__Input records__.
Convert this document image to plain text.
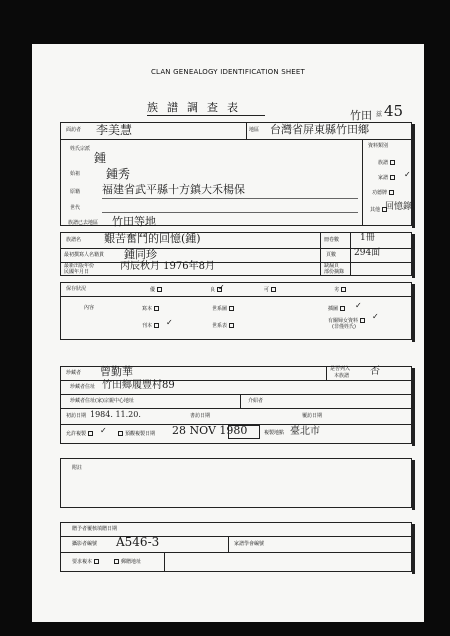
CLAN GENEALOGY IDENTIFICATION SHEET
族譜調查表
竹田 兹 45
面訪者 李美慧	地區 台灣省屏東縣竹田鄉
姓氏宗派
鍾
始祖 鍾秀
原籍 福建省武平縣十方鎮大禾楊保
世代
族譜已去地區 竹田等地
資料類別
族譜
家譜	✓
功德牌
其他 回憶錄
族譜名 艱苦奮鬥的回憶(鍾)	冊卷數 1冊
最初撰寫人名籍貫 鍾同珍	頁數 294面
最新出版年份
民國年月日	丙辰秋月 1976年8月	缺漏頁
部份摘錄
保存狀況	優	良 ✓	可	劣
內容	寫本	世系圖	插圖	✓
刊本	✓	世系表
有關婦女資料	✓
(非僅姓氏)
珍藏者 曾勤華	是否列入
本族譜 否
珍藏者住址 竹田鄉履豐村89
珍藏者住址(家)宗親中心地址	介紹者
初訪日期 1984. 11.20.	書訪日期	覆訪日期
允許複製	✓	預觀複製日期 28 NOV 1980	複製地點 臺北市
附註
贈予者覆核填贈日期
攝影者編號 A546-3	家譜學會編號
要求複本	郵贈地址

__Challenge__.
Pictures are not part of the copy; reproduce everything else in the records exactly.

__Result__.
Convert this document image to plain text.
CLAN GENEALOGY IDENTIFICATION SHEET
族譜調查表
竹田 兹 45
面訪者 李美慧	地區 台灣省屏東縣竹田鄉
姓氏宗派
鍾
始祖 鍾秀
原籍 福建省武平縣十方鎮大禾楊保
世代
族譜已去地區 竹田等地
資料類別
族譜
家譜	✓
功德牌
其他 回憶錄
族譜名 艱苦奮鬥的回憶(鍾)	冊卷數 1冊
最初撰寫人名籍貫 鍾同珍	頁數 294面
最新出版年份
民國年月日	丙辰秋月 1976年8月	缺漏頁
部份摘錄
保存狀況	優	良 ✓	可	劣
內容	寫本	世系圖	插圖	✓
刊本	✓	世系表
有關婦女資料	✓
(非僅姓氏)
珍藏者 曾勤華	是否列入
本族譜 否
珍藏者住址 竹田鄉履豐村89
珍藏者住址(家)宗親中心地址	介紹者
初訪日期 1984. 11.20.	書訪日期	覆訪日期
允許複製	✓	預觀複製日期 28 NOV 1980	複製地點 臺北市
附註
贈予者覆核填贈日期
攝影者編號 A546-3	家譜學會編號
要求複本	郵贈地址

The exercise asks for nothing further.